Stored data
>>>>>

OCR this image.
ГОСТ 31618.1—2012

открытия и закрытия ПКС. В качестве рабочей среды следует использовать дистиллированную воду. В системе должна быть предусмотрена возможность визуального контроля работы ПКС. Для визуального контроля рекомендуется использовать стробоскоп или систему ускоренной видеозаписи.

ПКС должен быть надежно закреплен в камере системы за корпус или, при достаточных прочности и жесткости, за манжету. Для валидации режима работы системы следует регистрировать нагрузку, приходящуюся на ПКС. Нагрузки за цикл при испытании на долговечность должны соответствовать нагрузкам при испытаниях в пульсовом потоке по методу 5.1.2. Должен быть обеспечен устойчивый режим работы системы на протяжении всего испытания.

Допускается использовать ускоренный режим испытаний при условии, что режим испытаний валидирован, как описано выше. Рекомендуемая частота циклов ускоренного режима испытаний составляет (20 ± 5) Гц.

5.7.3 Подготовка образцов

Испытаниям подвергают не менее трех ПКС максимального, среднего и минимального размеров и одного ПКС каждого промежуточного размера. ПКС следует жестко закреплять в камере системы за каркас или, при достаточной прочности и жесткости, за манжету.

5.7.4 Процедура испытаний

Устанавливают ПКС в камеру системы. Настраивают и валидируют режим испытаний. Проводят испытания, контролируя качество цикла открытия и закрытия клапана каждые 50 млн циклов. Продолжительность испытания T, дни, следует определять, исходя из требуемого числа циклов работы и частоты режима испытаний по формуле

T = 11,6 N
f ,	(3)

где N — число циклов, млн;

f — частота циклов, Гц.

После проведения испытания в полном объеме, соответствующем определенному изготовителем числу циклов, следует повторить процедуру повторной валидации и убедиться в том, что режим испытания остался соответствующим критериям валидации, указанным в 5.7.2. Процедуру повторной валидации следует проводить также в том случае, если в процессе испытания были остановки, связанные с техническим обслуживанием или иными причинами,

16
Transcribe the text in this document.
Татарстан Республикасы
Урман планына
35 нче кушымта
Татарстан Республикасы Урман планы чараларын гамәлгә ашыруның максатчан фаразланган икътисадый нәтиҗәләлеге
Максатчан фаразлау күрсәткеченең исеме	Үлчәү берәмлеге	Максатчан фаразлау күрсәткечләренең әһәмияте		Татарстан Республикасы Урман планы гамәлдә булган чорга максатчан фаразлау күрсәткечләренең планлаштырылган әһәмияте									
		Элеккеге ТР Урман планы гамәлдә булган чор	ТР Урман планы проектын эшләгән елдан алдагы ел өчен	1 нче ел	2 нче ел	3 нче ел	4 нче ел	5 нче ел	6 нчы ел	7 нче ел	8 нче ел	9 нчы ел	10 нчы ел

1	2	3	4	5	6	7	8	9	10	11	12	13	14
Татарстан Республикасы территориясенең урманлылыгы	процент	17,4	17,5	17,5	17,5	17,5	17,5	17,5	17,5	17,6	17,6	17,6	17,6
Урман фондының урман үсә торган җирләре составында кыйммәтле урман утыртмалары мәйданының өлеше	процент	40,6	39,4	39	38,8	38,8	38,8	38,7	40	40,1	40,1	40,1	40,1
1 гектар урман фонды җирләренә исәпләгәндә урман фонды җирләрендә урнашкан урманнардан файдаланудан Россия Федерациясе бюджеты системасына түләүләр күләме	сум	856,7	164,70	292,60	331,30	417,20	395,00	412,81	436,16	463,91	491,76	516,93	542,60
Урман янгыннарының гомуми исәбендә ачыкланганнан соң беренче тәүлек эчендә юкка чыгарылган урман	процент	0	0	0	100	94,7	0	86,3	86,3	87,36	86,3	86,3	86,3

<<<<<

**WHAT IS REQUIRED**
Each entry above is to be set down again in exactly the same words.

**RESULT OF THIS TASK**
OCR this image.
ГОСТ 31618.1—2012

открытия и закрытия ПКС. В качестве рабочей среды следует использовать дистиллированную воду. В системе должна быть предусмотрена возможность визуального контроля работы ПКС. Для визуального контроля рекомендуется использовать стробоскоп или систему ускоренной видеозаписи.

ПКС должен быть надежно закреплен в камере системы за корпус или, при достаточных прочности и жесткости, за манжету. Для валидации режима работы системы следует регистрировать нагрузку, приходящуюся на ПКС. Нагрузки за цикл при испытании на долговечность должны соответствовать нагрузкам при испытаниях в пульсовом потоке по методу 5.1.2. Должен быть обеспечен устойчивый режим работы системы на протяжении всего испытания.

Допускается использовать ускоренный режим испытаний при условии, что режим испытаний валидирован, как описано выше. Рекомендуемая частота циклов ускоренного режима испытаний составляет (20 ± 5) Гц.

5.7.3 Подготовка образцов

Испытаниям подвергают не менее трех ПКС максимального, среднего и минимального размеров и одного ПКС каждого промежуточного размера. ПКС следует жестко закреплять в камере системы за каркас или, при достаточной прочности и жесткости, за манжету.

5.7.4 Процедура испытаний

Устанавливают ПКС в камеру системы. Настраивают и валидируют режим испытаний. Проводят испытания, контролируя качество цикла открытия и закрытия клапана каждые 50 млн циклов. Продолжительность испытания T, дни, следует определять, исходя из требуемого числа циклов работы и частоты режима испытаний по формуле

T = 11,6 N
f ,	(3)

где N — число циклов, млн;

f — частота циклов, Гц.

После проведения испытания в полном объеме, соответствующем определенному изготовителем числу циклов, следует повторить процедуру повторной валидации и убедиться в том, что режим испытания остался соответствующим критериям валидации, указанным в 5.7.2. Процедуру повторной валидации следует проводить также в том случае, если в процессе испытания были остановки, связанные с техническим обслуживанием или иными причинами,

16
Transcribe the text in this document.
Татарстан Республикасы
Урман планына
35 нче кушымта
Татарстан Республикасы Урман планы чараларын гамәлгә ашыруның максатчан фаразланган икътисадый нәтиҗәләлеге
Максатчан фаразлау күрсәткеченең исеме	Үлчәү берәмлеге	Максатчан фаразлау күрсәткечләренең әһәмияте		Татарстан Республикасы Урман планы гамәлдә булган чорга максатчан фаразлау күрсәткечләренең планлаштырылган әһәмияте									
		Элеккеге ТР Урман планы гамәлдә булган чор	ТР Урман планы проектын эшләгән елдан алдагы ел өчен	1 нче ел	2 нче ел	3 нче ел	4 нче ел	5 нче ел	6 нчы ел	7 нче ел	8 нче ел	9 нчы ел	10 нчы ел

1	2	3	4	5	6	7	8	9	10	11	12	13	14
Татарстан Республикасы территориясенең урманлылыгы	процент	17,4	17,5	17,5	17,5	17,5	17,5	17,5	17,5	17,6	17,6	17,6	17,6
Урман фондының урман үсә торган җирләре составында кыйммәтле урман утыртмалары мәйданының өлеше	процент	40,6	39,4	39	38,8	38,8	38,8	38,7	40	40,1	40,1	40,1	40,1
1 гектар урман фонды җирләренә исәпләгәндә урман фонды җирләрендә урнашкан урманнардан файдаланудан Россия Федерациясе бюджеты системасына түләүләр күләме	сум	856,7	164,70	292,60	331,30	417,20	395,00	412,81	436,16	463,91	491,76	516,93	542,60
Урман янгыннарының гомуми исәбендә ачыкланганнан соң беренче тәүлек эчендә юкка чыгарылган урман	процент	0	0	0	100	94,7	0	86,3	86,3	87,36	86,3	86,3	86,3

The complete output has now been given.